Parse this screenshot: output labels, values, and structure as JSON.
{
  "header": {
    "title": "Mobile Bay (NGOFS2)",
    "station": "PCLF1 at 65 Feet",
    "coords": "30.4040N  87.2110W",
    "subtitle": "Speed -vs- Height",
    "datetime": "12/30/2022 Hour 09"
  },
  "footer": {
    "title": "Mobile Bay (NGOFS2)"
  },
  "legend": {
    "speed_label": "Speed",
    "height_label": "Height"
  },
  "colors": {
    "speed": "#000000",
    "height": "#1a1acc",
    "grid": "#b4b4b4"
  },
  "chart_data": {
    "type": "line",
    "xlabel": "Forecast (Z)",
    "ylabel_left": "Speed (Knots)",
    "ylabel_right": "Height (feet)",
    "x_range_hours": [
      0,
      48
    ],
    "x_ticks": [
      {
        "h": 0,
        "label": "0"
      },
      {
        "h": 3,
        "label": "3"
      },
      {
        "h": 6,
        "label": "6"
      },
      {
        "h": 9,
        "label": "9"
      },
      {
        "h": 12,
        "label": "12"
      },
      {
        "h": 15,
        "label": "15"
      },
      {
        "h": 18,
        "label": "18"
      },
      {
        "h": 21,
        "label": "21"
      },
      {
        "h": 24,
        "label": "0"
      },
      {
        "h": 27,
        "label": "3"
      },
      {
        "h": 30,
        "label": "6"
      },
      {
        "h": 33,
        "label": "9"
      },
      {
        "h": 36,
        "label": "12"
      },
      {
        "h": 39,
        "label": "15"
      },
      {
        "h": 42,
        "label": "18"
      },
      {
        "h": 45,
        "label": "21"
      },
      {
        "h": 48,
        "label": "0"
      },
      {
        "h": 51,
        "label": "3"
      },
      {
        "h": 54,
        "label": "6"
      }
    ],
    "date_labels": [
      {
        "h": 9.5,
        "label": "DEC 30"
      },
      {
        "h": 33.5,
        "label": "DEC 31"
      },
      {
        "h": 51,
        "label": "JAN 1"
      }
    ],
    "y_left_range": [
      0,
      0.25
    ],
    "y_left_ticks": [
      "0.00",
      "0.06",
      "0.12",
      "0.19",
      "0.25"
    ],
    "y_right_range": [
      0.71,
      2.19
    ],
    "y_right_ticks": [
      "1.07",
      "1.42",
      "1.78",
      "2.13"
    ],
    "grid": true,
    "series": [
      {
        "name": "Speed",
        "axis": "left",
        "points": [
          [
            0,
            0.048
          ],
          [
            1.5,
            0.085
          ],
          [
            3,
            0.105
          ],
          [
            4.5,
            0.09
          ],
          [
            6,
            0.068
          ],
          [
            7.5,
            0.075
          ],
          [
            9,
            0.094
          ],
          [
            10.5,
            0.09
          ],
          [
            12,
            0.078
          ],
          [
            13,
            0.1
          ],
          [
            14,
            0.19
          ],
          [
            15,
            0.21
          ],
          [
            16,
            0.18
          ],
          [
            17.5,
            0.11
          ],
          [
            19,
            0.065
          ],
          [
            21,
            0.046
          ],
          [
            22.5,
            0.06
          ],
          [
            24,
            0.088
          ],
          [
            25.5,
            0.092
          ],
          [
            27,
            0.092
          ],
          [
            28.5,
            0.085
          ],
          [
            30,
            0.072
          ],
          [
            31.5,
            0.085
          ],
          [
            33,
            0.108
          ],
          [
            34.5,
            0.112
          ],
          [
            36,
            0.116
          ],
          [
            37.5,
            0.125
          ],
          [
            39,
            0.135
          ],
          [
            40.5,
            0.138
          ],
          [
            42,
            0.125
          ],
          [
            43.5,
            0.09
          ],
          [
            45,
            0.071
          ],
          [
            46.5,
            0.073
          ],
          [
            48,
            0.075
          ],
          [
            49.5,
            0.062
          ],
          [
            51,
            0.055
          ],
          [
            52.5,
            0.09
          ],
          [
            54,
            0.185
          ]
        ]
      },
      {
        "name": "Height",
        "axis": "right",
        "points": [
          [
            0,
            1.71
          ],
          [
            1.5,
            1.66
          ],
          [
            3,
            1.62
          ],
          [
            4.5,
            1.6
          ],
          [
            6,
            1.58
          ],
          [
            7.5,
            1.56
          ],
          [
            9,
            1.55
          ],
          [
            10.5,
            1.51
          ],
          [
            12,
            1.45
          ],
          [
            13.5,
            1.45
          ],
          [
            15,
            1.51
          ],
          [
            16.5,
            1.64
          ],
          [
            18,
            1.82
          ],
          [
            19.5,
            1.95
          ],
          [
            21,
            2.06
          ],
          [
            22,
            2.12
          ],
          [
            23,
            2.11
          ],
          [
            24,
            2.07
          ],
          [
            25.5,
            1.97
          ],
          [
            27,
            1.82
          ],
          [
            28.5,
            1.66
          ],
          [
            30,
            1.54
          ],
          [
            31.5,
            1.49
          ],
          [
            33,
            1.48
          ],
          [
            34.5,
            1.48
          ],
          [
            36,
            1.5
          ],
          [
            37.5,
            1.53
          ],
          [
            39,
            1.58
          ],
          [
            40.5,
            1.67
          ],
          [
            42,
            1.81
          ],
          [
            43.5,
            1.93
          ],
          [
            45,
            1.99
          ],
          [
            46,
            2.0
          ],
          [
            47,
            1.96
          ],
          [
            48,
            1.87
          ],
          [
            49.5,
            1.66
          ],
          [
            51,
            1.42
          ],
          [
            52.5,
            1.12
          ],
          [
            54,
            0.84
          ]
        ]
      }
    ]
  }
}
##########
THE EXERCISE: Retype the listing above in full, with no alterations.

EXERCISE SOLUTION:
Parse this screenshot: output labels, values, and structure as JSON.
{
  "header": {
    "title": "Mobile Bay (NGOFS2)",
    "station": "PCLF1 at 65 Feet",
    "coords": "30.4040N  87.2110W",
    "subtitle": "Speed -vs- Height",
    "datetime": "12/30/2022 Hour 09"
  },
  "footer": {
    "title": "Mobile Bay (NGOFS2)"
  },
  "legend": {
    "speed_label": "Speed",
    "height_label": "Height"
  },
  "colors": {
    "speed": "#000000",
    "height": "#1a1acc",
    "grid": "#b4b4b4"
  },
  "chart_data": {
    "type": "line",
    "xlabel": "Forecast (Z)",
    "ylabel_left": "Speed (Knots)",
    "ylabel_right": "Height (feet)",
    "x_range_hours": [
      0,
      48
    ],
    "x_ticks": [
      {
        "h": 0,
        "label": "0"
      },
      {
        "h": 3,
        "label": "3"
      },
      {
        "h": 6,
        "label": "6"
      },
      {
        "h": 9,
        "label": "9"
      },
      {
        "h": 12,
        "label": "12"
      },
      {
        "h": 15,
        "label": "15"
      },
      {
        "h": 18,
        "label": "18"
      },
      {
        "h": 21,
        "label": "21"
      },
      {
        "h": 24,
        "label": "0"
      },
      {
        "h": 27,
        "label": "3"
      },
      {
        "h": 30,
        "label": "6"
      },
      {
        "h": 33,
        "label": "9"
      },
      {
        "h": 36,
        "label": "12"
      },
      {
        "h": 39,
        "label": "15"
      },
      {
        "h": 42,
        "label": "18"
      },
      {
        "h": 45,
        "label": "21"
      },
      {
        "h": 48,
        "label": "0"
      },
      {
        "h": 51,
        "label": "3"
      },
      {
        "h": 54,
        "label": "6"
      }
    ],
    "date_labels": [
      {
        "h": 9.5,
        "label": "DEC 30"
      },
      {
        "h": 33.5,
        "label": "DEC 31"
      },
      {
        "h": 51,
        "label": "JAN 1"
      }
    ],
    "y_left_range": [
      0,
      0.25
    ],
    "y_left_ticks": [
      "0.00",
      "0.06",
      "0.12",
      "0.19",
      "0.25"
    ],
    "y_right_range": [
      0.71,
      2.19
    ],
    "y_right_ticks": [
      "1.07",
      "1.42",
      "1.78",
      "2.13"
    ],
    "grid": true,
    "series": [
      {
        "name": "Speed",
        "axis": "left",
        "points": [
          [
            0,
            0.048
          ],
          [
            1.5,
            0.085
          ],
          [
            3,
            0.105
          ],
          [
            4.5,
            0.09
          ],
          [
            6,
            0.068
          ],
          [
            7.5,
            0.075
          ],
          [
            9,
            0.094
          ],
          [
            10.5,
            0.09
          ],
          [
            12,
            0.078
          ],
          [
            13,
            0.1
          ],
          [
            14,
            0.19
          ],
          [
            15,
            0.21
          ],
          [
            16,
            0.18
          ],
          [
            17.5,
            0.11
          ],
          [
            19,
            0.065
          ],
          [
            21,
            0.046
          ],
          [
            22.5,
            0.06
          ],
          [
            24,
            0.088
          ],
          [
            25.5,
            0.092
          ],
          [
            27,
            0.092
          ],
          [
            28.5,
            0.085
          ],
          [
            30,
            0.072
          ],
          [
            31.5,
            0.085
          ],
          [
            33,
            0.108
          ],
          [
            34.5,
            0.112
          ],
          [
            36,
            0.116
          ],
          [
            37.5,
            0.125
          ],
          [
            39,
            0.135
          ],
          [
            40.5,
            0.138
          ],
          [
            42,
            0.125
          ],
          [
            43.5,
            0.09
          ],
          [
            45,
            0.071
          ],
          [
            46.5,
            0.073
          ],
          [
            48,
            0.075
          ],
          [
            49.5,
            0.062
          ],
          [
            51,
            0.055
          ],
          [
            52.5,
            0.09
          ],
          [
            54,
            0.185
          ]
        ]
      },
      {
        "name": "Height",
        "axis": "right",
        "points": [
          [
            0,
            1.71
          ],
          [
            1.5,
            1.66
          ],
          [
            3,
            1.62
          ],
          [
            4.5,
            1.6
          ],
          [
            6,
            1.58
          ],
          [
            7.5,
            1.56
          ],
          [
            9,
            1.55
          ],
          [
            10.5,
            1.51
          ],
          [
            12,
            1.45
          ],
          [
            13.5,
            1.45
          ],
          [
            15,
            1.51
          ],
          [
            16.5,
            1.64
          ],
          [
            18,
            1.82
          ],
          [
            19.5,
            1.95
          ],
          [
            21,
            2.06
          ],
          [
            22,
            2.12
          ],
          [
            23,
            2.11
          ],
          [
            24,
            2.07
          ],
          [
            25.5,
            1.97
          ],
          [
            27,
            1.82
          ],
          [
            28.5,
            1.66
          ],
          [
            30,
            1.54
          ],
          [
            31.5,
            1.49
          ],
          [
            33,
            1.48
          ],
          [
            34.5,
            1.48
          ],
          [
            36,
            1.5
          ],
          [
            37.5,
            1.53
          ],
          [
            39,
            1.58
          ],
          [
            40.5,
            1.67
          ],
          [
            42,
            1.81
          ],
          [
            43.5,
            1.93
          ],
          [
            45,
            1.99
          ],
          [
            46,
            2.0
          ],
          [
            47,
            1.96
          ],
          [
            48,
            1.87
          ],
          [
            49.5,
            1.66
          ],
          [
            51,
            1.42
          ],
          [
            52.5,
            1.12
          ],
          [
            54,
            0.84
          ]
        ]
      }
    ]
  }
}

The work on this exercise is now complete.